++++ EXTRACTED DATA ++++

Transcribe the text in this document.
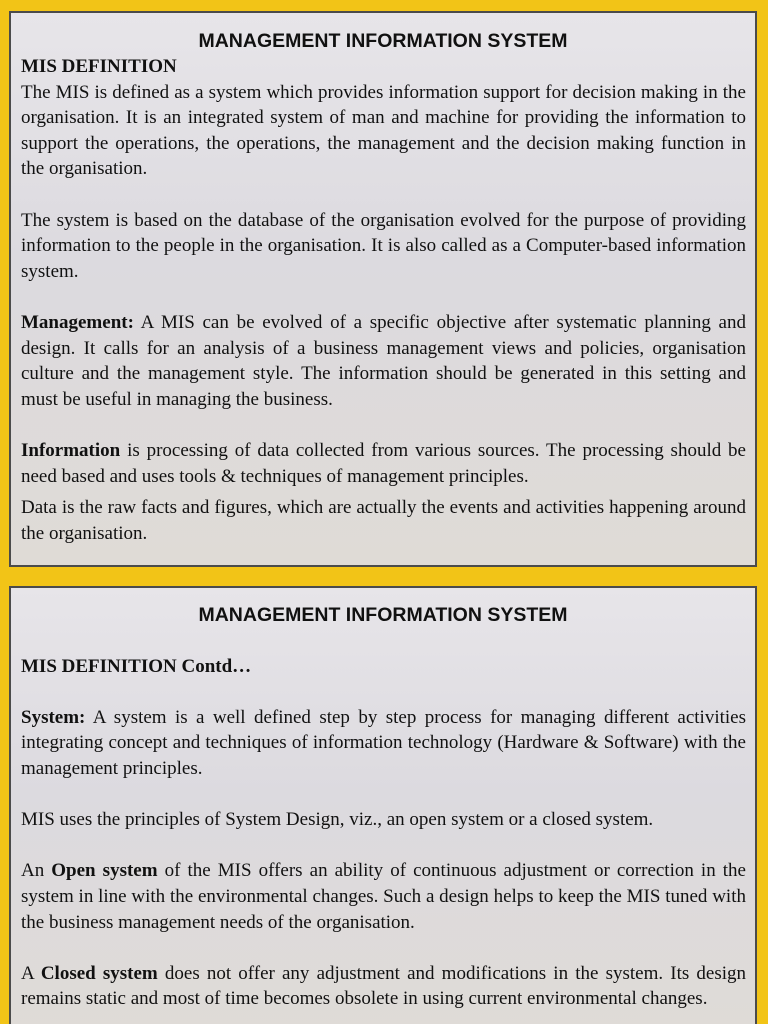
MANAGEMENT INFORMATION SYSTEM

MIS DEFINITION

The MIS is defined as a system which provides information support for decision making in the organisation. It is an integrated system of man and machine for providing the information to support the operations, the operations, the management and the decision making function in the organisation.

The system is based on the database of the organisation evolved for the purpose of providing information to the people in the organisation. It is also called as a Computer-based information system.

Management: A MIS can be evolved of a specific objective after systematic planning and design. It calls for an analysis of a business management views and policies, organisation culture and the management style. The information should be generated in this setting and must be useful in managing the business.

Information is processing of data collected from various sources. The processing should be need based and uses tools & techniques of management principles.

Data is the raw facts and figures, which are actually the events and activities happening around the organisation.

MANAGEMENT INFORMATION SYSTEM

MIS DEFINITION Contd…

System: A system is a well defined step by step process for managing different activities integrating concept and techniques of information technology (Hardware & Software) with the management principles.

MIS uses the principles of System Design, viz., an open system or a closed system.

An Open system of the MIS offers an ability of continuous adjustment or correction in the system in line with the environmental changes. Such a design helps to keep the MIS tuned with the business management needs of the organisation.

A Closed system does not offer any adjustment and modifications in the system. Its design remains static and most of time becomes obsolete in using current environmental changes.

++++

> _GIVEN REQUEST_:
Every entry above needs to be retyped exactly; drop the pictures.

> _FINAL ANSWER_:
Transcribe the text in this document.
MANAGEMENT INFORMATION SYSTEM

MIS DEFINITION

The MIS is defined as a system which provides information support for decision making in the organisation. It is an integrated system of man and machine for providing the information to support the operations, the operations, the management and the decision making function in the organisation.

The system is based on the database of the organisation evolved for the purpose of providing information to the people in the organisation. It is also called as a Computer-based information system.

Management: A MIS can be evolved of a specific objective after systematic planning and design. It calls for an analysis of a business management views and policies, organisation culture and the management style. The information should be generated in this setting and must be useful in managing the business.

Information is processing of data collected from various sources. The processing should be need based and uses tools & techniques of management principles.

Data is the raw facts and figures, which are actually the events and activities happening around the organisation.

MANAGEMENT INFORMATION SYSTEM

MIS DEFINITION Contd…

System: A system is a well defined step by step process for managing different activities integrating concept and techniques of information technology (Hardware & Software) with the management principles.

MIS uses the principles of System Design, viz., an open system or a closed system.

An Open system of the MIS offers an ability of continuous adjustment or correction in the system in line with the environmental changes. Such a design helps to keep the MIS tuned with the business management needs of the organisation.

A Closed system does not offer any adjustment and modifications in the system. Its design remains static and most of time becomes obsolete in using current environmental changes.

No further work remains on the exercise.